SUPPLIED ENTRIES ▸
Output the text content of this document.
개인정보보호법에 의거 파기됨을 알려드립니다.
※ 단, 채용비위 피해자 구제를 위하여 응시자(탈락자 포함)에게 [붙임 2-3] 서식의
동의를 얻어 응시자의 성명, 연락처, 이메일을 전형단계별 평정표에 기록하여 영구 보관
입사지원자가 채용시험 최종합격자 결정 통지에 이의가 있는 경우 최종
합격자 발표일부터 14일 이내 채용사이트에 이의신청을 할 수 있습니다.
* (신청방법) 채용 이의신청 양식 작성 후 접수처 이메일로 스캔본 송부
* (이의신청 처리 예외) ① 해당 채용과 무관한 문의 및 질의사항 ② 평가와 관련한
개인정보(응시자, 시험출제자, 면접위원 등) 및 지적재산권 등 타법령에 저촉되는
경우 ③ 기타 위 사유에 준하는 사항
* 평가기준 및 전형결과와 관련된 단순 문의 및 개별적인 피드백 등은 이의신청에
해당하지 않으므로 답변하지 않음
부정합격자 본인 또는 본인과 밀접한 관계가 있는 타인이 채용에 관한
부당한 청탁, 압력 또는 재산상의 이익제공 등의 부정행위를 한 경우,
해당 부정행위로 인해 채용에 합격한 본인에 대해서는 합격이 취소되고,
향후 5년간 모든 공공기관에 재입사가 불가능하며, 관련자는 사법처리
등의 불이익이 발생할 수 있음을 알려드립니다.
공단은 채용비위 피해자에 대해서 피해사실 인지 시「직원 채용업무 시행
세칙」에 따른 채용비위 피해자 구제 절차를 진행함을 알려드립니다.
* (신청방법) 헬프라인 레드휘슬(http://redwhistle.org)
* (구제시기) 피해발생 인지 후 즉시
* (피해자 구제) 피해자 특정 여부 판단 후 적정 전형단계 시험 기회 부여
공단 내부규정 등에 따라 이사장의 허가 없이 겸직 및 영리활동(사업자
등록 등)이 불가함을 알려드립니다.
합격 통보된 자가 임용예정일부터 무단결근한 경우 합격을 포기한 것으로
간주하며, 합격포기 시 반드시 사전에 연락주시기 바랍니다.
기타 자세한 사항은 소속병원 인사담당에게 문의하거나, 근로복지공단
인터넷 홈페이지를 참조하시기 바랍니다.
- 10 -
==
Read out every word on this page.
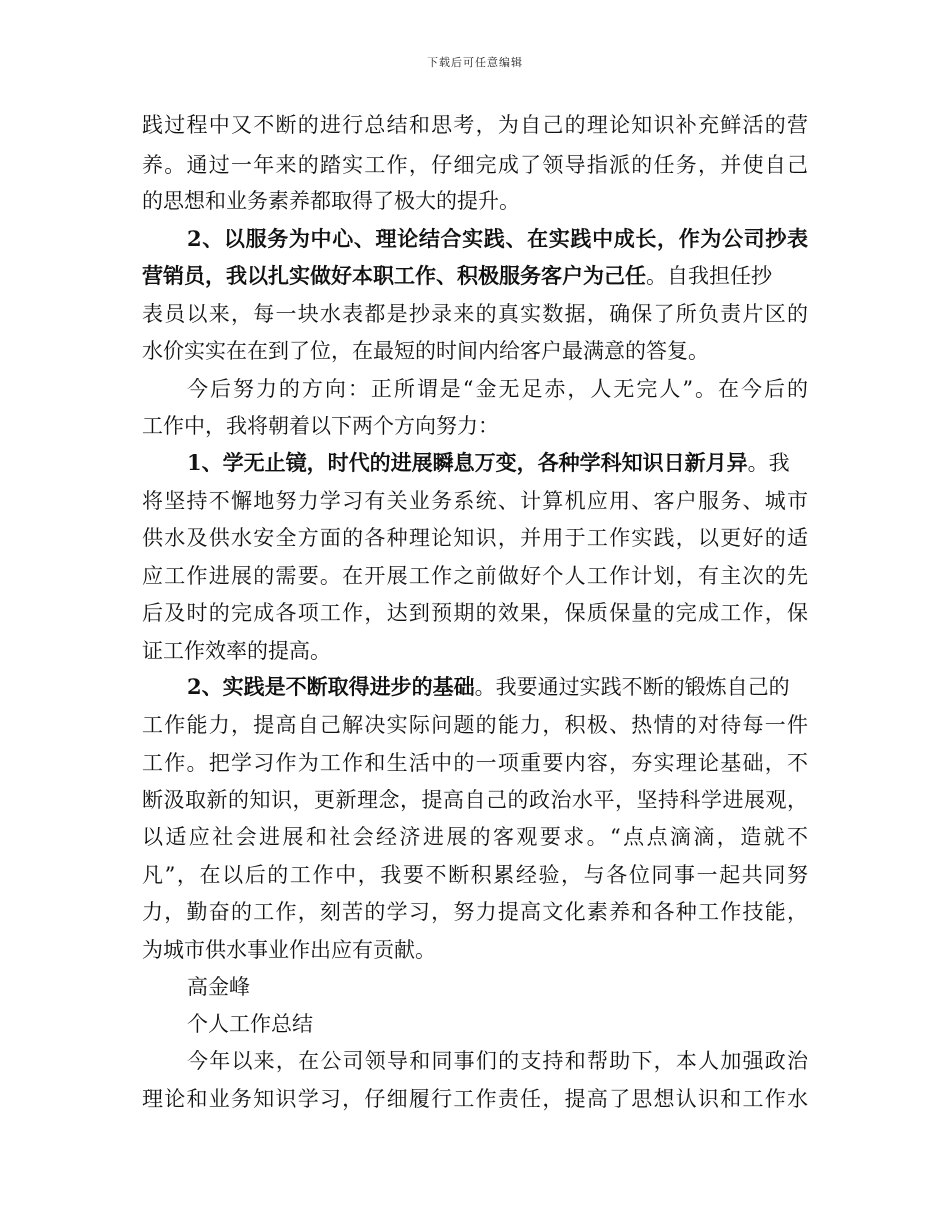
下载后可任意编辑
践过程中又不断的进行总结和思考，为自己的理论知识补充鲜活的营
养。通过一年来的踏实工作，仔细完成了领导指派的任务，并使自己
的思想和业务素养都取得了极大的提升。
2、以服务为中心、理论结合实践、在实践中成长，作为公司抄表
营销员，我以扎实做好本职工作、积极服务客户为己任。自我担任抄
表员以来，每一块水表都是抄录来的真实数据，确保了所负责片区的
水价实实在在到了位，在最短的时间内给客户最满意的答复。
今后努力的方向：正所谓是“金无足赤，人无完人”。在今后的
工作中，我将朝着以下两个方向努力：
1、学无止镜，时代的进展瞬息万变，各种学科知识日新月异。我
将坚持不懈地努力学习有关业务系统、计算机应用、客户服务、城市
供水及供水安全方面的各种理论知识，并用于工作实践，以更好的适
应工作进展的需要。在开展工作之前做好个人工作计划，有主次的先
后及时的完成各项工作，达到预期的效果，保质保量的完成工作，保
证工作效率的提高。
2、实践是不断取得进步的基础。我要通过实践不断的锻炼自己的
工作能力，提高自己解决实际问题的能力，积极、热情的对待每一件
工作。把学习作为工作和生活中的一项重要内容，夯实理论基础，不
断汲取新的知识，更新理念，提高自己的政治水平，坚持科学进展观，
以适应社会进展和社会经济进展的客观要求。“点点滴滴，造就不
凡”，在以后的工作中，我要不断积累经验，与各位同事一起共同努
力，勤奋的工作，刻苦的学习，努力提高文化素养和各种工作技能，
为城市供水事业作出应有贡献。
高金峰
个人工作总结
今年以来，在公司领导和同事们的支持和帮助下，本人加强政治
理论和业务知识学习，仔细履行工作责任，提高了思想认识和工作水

SET TASK ▸
From the entries above, copy out every line where the string "알려드립니다" appears.

FINAL RESULT ▸
개인정보보호법에 의거 파기됨을 알려드립니다.
등의 불이익이 발생할 수 있음을 알려드립니다.
세칙」에 따른 채용비위 피해자 구제 절차를 진행함을 알려드립니다.
등록 등)이 불가함을 알려드립니다.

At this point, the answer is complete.